──────── DATA PROVIDED ────────

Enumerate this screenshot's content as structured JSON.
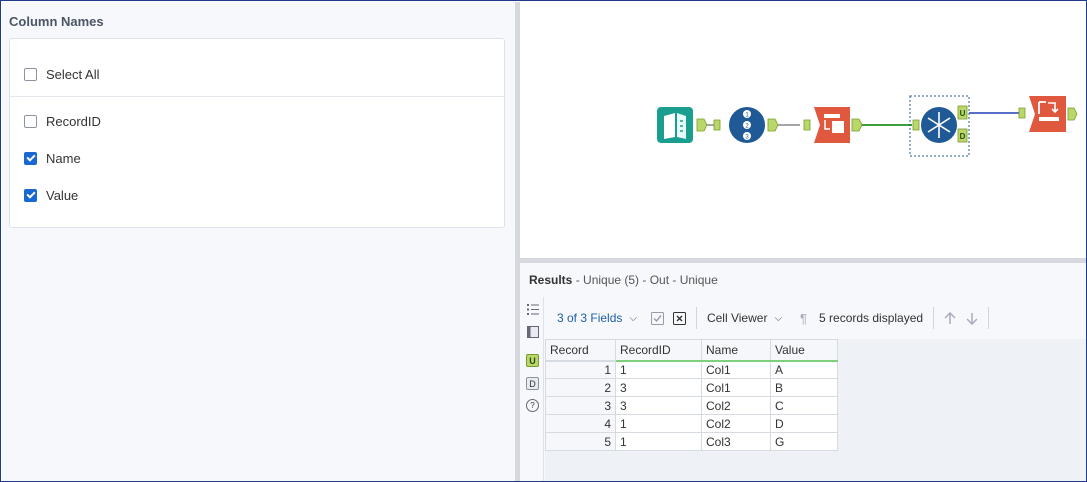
{
  "config": {
    "title": "Column Names",
    "select_all": {
      "label": "Select All",
      "checked": false
    },
    "columns": [
      {
        "label": "RecordID",
        "checked": false
      },
      {
        "label": "Name",
        "checked": true
      },
      {
        "label": "Value",
        "checked": true
      }
    ]
  },
  "canvas": {
    "tools": [
      {
        "name": "input-data-tool",
        "color": "#1a9e8f"
      },
      {
        "name": "record-id-tool",
        "color": "#1f5a96"
      },
      {
        "name": "select-tool",
        "color": "#e0583e"
      },
      {
        "name": "unique-tool",
        "color": "#1f5a96",
        "outputs": [
          "U",
          "D"
        ]
      },
      {
        "name": "browse-tool",
        "color": "#e0583e"
      }
    ]
  },
  "results": {
    "label": "Results",
    "subtitle": " - Unique (5) - Out - Unique",
    "toolbar": {
      "fields": "3 of 3 Fields",
      "cell_viewer": "Cell Viewer",
      "records_displayed": "5 records displayed"
    },
    "sidebar": {
      "u": "U",
      "d": "D",
      "help": "?"
    },
    "columns": [
      "Record",
      "RecordID",
      "Name",
      "Value"
    ],
    "rows": [
      [
        "1",
        "1",
        "Col1",
        "A"
      ],
      [
        "2",
        "3",
        "Col1",
        "B"
      ],
      [
        "3",
        "3",
        "Col2",
        "C"
      ],
      [
        "4",
        "1",
        "Col2",
        "D"
      ],
      [
        "5",
        "1",
        "Col3",
        "G"
      ]
    ]
  }
}
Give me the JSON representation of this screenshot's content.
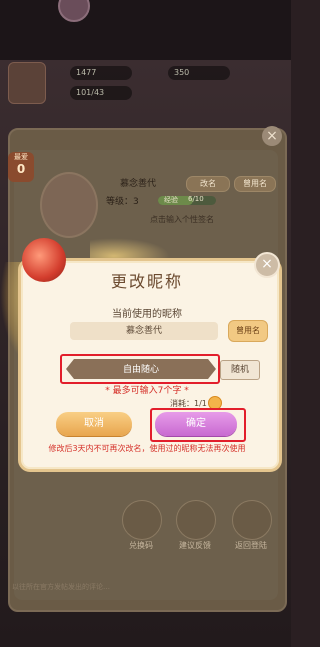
{
  "topbar": {
    "resource_1": "1477",
    "resource_2": "350",
    "resource_3": "101/43"
  },
  "profile_card": {
    "badge_label": "最爱",
    "badge_value": "0",
    "nickname": "慕念善代",
    "level_label": "等级：",
    "level_value": "3",
    "xp_label": "经验",
    "xp_value": "6/10",
    "xp_fraction": 0.6,
    "rename_button": "改名",
    "used_names_button": "曾用名",
    "signature_placeholder": "点击输入个性签名",
    "bottom_buttons": [
      "兑换码",
      "建议反馈",
      "返回登陆"
    ],
    "footer_text": "以往所在官方发帖发出的评论…"
  },
  "dialog": {
    "title": "更改昵称",
    "current_label": "当前使用的昵称",
    "current_name": "慕念善代",
    "used_names_button": "曾用名",
    "input_value": "自由随心",
    "random_button": "随机",
    "hint": "* 最多可输入7个字 *",
    "cost_label": "消耗：1/1",
    "cancel_button": "取消",
    "confirm_button": "确定",
    "warning": "修改后3天内不可再次改名，使用过的昵称无法再次使用",
    "close_label": "×"
  },
  "colors": {
    "dialog_bg": "#fbf3e4",
    "highlight_red": "#e21e2b",
    "confirm": "#c86ad1",
    "cancel": "#e8a54e",
    "warning_text": "#d5312a"
  }
}
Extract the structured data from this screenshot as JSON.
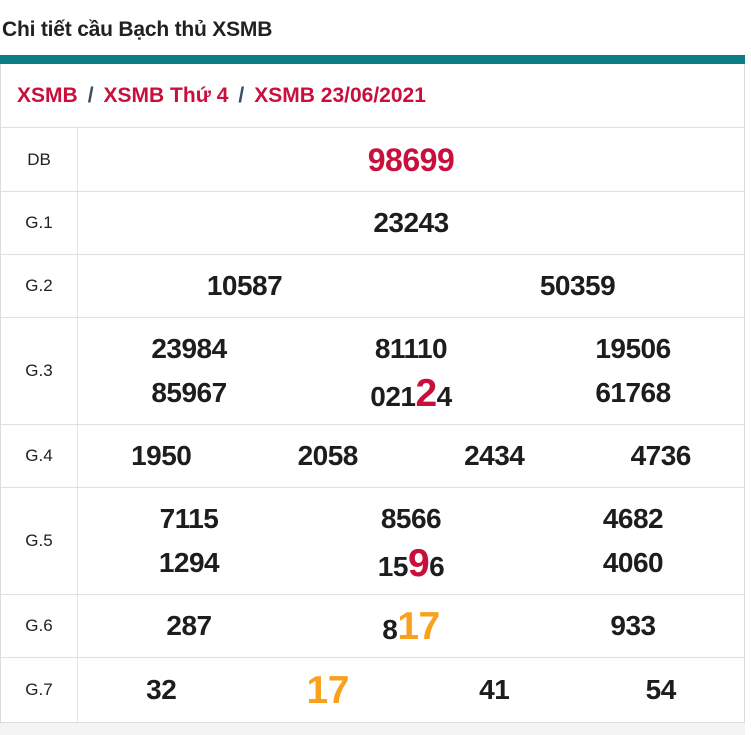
{
  "page": {
    "title": "Chi tiết cầu Bạch thủ XSMB"
  },
  "breadcrumb": {
    "separator": "/",
    "items": [
      {
        "label": "XSMB"
      },
      {
        "label": "XSMB Thứ 4"
      },
      {
        "label": "XSMB 23/06/2021"
      }
    ]
  },
  "colors": {
    "accent_teal": "#0b7d85",
    "highlight_red": "#c9103c",
    "highlight_orange": "#f9a01d",
    "breadcrumb_separator": "#3b4d61",
    "number_text": "#1d1d1d",
    "border": "#e0e0e0"
  },
  "results_table": {
    "rows": [
      {
        "label": "DB",
        "variant": "db",
        "lines": [
          [
            [
              {
                "t": "98699",
                "hl": "red"
              }
            ]
          ]
        ]
      },
      {
        "label": "G.1",
        "lines": [
          [
            [
              {
                "t": "23243"
              }
            ]
          ]
        ]
      },
      {
        "label": "G.2",
        "lines": [
          [
            [
              {
                "t": "10587"
              }
            ],
            [
              {
                "t": "50359"
              }
            ]
          ]
        ]
      },
      {
        "label": "G.3",
        "lines": [
          [
            [
              {
                "t": "23984"
              }
            ],
            [
              {
                "t": "81110"
              }
            ],
            [
              {
                "t": "19506"
              }
            ]
          ],
          [
            [
              {
                "t": "85967"
              }
            ],
            [
              {
                "t": "021"
              },
              {
                "t": "2",
                "hl": "red",
                "big": true
              },
              {
                "t": "4"
              }
            ],
            [
              {
                "t": "61768"
              }
            ]
          ]
        ]
      },
      {
        "label": "G.4",
        "lines": [
          [
            [
              {
                "t": "1950"
              }
            ],
            [
              {
                "t": "2058"
              }
            ],
            [
              {
                "t": "2434"
              }
            ],
            [
              {
                "t": "4736"
              }
            ]
          ]
        ]
      },
      {
        "label": "G.5",
        "lines": [
          [
            [
              {
                "t": "7115"
              }
            ],
            [
              {
                "t": "8566"
              }
            ],
            [
              {
                "t": "4682"
              }
            ]
          ],
          [
            [
              {
                "t": "1294"
              }
            ],
            [
              {
                "t": "15"
              },
              {
                "t": "9",
                "hl": "red",
                "big": true
              },
              {
                "t": "6"
              }
            ],
            [
              {
                "t": "4060"
              }
            ]
          ]
        ]
      },
      {
        "label": "G.6",
        "lines": [
          [
            [
              {
                "t": "287"
              }
            ],
            [
              {
                "t": "8"
              },
              {
                "t": "17",
                "hl": "orange",
                "big": true
              }
            ],
            [
              {
                "t": "933"
              }
            ]
          ]
        ]
      },
      {
        "label": "G.7",
        "lines": [
          [
            [
              {
                "t": "32"
              }
            ],
            [
              {
                "t": "17",
                "hl": "orange",
                "big": true
              }
            ],
            [
              {
                "t": "41"
              }
            ],
            [
              {
                "t": "54"
              }
            ]
          ]
        ]
      }
    ]
  }
}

────────

● INSTRUCTIONS TO FOLLOW
Transcribe the listing above verbatim. Omit the pictures.

● WORKED SOLUTION
Enumerate this screenshot's content as structured JSON.
{
  "config": {
    "title": "Column Names",
    "select_all": {
      "label": "Select All",
      "checked": false
    },
    "columns": [
      {
        "label": "RecordID",
        "checked": false
      },
      {
        "label": "Name",
        "checked": true
      },
      {
        "label": "Value",
        "checked": true
      }
    ]
  },
  "canvas": {
    "tools": [
      {
        "name": "input-data-tool",
        "color": "#1a9e8f"
      },
      {
        "name": "record-id-tool",
        "color": "#1f5a96"
      },
      {
        "name": "select-tool",
        "color": "#e0583e"
      },
      {
        "name": "unique-tool",
        "color": "#1f5a96",
        "outputs": [
          "U",
          "D"
        ]
      },
      {
        "name": "browse-tool",
        "color": "#e0583e"
      }
    ]
  },
  "results": {
    "label": "Results",
    "subtitle": " - Unique (5) - Out - Unique",
    "toolbar": {
      "fields": "3 of 3 Fields",
      "cell_viewer": "Cell Viewer",
      "records_displayed": "5 records displayed"
    },
    "sidebar": {
      "u": "U",
      "d": "D",
      "help": "?"
    },
    "columns": [
      "Record",
      "RecordID",
      "Name",
      "Value"
    ],
    "rows": [
      [
        "1",
        "1",
        "Col1",
        "A"
      ],
      [
        "2",
        "3",
        "Col1",
        "B"
      ],
      [
        "3",
        "3",
        "Col2",
        "C"
      ],
      [
        "4",
        "1",
        "Col2",
        "D"
      ],
      [
        "5",
        "1",
        "Col3",
        "G"
      ]
    ]
  }
}
Give me the JSON representation of this screenshot's content.
{
  "topbar": {
    "resource_1": "1477",
    "resource_2": "350",
    "resource_3": "101/43"
  },
  "profile_card": {
    "badge_label": "最爱",
    "badge_value": "0",
    "nickname": "慕念善代",
    "level_label": "等级：",
    "level_value": "3",
    "xp_label": "经验",
    "xp_value": "6/10",
    "xp_fraction": 0.6,
    "rename_button": "改名",
    "used_names_button": "曾用名",
    "signature_placeholder": "点击输入个性签名",
    "bottom_buttons": [
      "兑换码",
      "建议反馈",
      "返回登陆"
    ],
    "footer_text": "以往所在官方发帖发出的评论…"
  },
  "dialog": {
    "title": "更改昵称",
    "current_label": "当前使用的昵称",
    "current_name": "慕念善代",
    "used_names_button": "曾用名",
    "input_value": "自由随心",
    "random_button": "随机",
    "hint": "* 最多可输入7个字 *",
    "cost_label": "消耗：1/1",
    "cancel_button": "取消",
    "confirm_button": "确定",
    "warning": "修改后3天内不可再次改名，使用过的昵称无法再次使用",
    "close_label": "×"
  },
  "colors": {
    "dialog_bg": "#fbf3e4",
    "highlight_red": "#e21e2b",
    "confirm": "#c86ad1",
    "cancel": "#e8a54e",
    "warning_text": "#d5312a"
  }
}
Extract the structured data from this screenshot as JSON.
{
  "page": {
    "title": "Chi tiết cầu Bạch thủ XSMB"
  },
  "breadcrumb": {
    "separator": "/",
    "items": [
      {
        "label": "XSMB"
      },
      {
        "label": "XSMB Thứ 4"
      },
      {
        "label": "XSMB 23/06/2021"
      }
    ]
  },
  "colors": {
    "accent_teal": "#0b7d85",
    "highlight_red": "#c9103c",
    "highlight_orange": "#f9a01d",
    "breadcrumb_separator": "#3b4d61",
    "number_text": "#1d1d1d",
    "border": "#e0e0e0"
  },
  "results_table": {
    "rows": [
      {
        "label": "DB",
        "variant": "db",
        "lines": [
          [
            [
              {
                "t": "98699",
                "hl": "red"
              }
            ]
          ]
        ]
      },
      {
        "label": "G.1",
        "lines": [
          [
            [
              {
                "t": "23243"
              }
            ]
          ]
        ]
      },
      {
        "label": "G.2",
        "lines": [
          [
            [
              {
                "t": "10587"
              }
            ],
            [
              {
                "t": "50359"
              }
            ]
          ]
        ]
      },
      {
        "label": "G.3",
        "lines": [
          [
            [
              {
                "t": "23984"
              }
            ],
            [
              {
                "t": "81110"
              }
            ],
            [
              {
                "t": "19506"
              }
            ]
          ],
          [
            [
              {
                "t": "85967"
              }
            ],
            [
              {
                "t": "021"
              },
              {
                "t": "2",
                "hl": "red",
                "big": true
              },
              {
                "t": "4"
              }
            ],
            [
              {
                "t": "61768"
              }
            ]
          ]
        ]
      },
      {
        "label": "G.4",
        "lines": [
          [
            [
              {
                "t": "1950"
              }
            ],
            [
              {
                "t": "2058"
              }
            ],
            [
              {
                "t": "2434"
              }
            ],
            [
              {
                "t": "4736"
              }
            ]
          ]
        ]
      },
      {
        "label": "G.5",
        "lines": [
          [
            [
              {
                "t": "7115"
              }
            ],
            [
              {
                "t": "8566"
              }
            ],
            [
              {
                "t": "4682"
              }
            ]
          ],
          [
            [
              {
                "t": "1294"
              }
            ],
            [
              {
                "t": "15"
              },
              {
                "t": "9",
                "hl": "red",
                "big": true
              },
              {
                "t": "6"
              }
            ],
            [
              {
                "t": "4060"
              }
            ]
          ]
        ]
      },
      {
        "label": "G.6",
        "lines": [
          [
            [
              {
                "t": "287"
              }
            ],
            [
              {
                "t": "8"
              },
              {
                "t": "17",
                "hl": "orange",
                "big": true
              }
            ],
            [
              {
                "t": "933"
              }
            ]
          ]
        ]
      },
      {
        "label": "G.7",
        "lines": [
          [
            [
              {
                "t": "32"
              }
            ],
            [
              {
                "t": "17",
                "hl": "orange",
                "big": true
              }
            ],
            [
              {
                "t": "41"
              }
            ],
            [
              {
                "t": "54"
              }
            ]
          ]
        ]
      }
    ]
  }
}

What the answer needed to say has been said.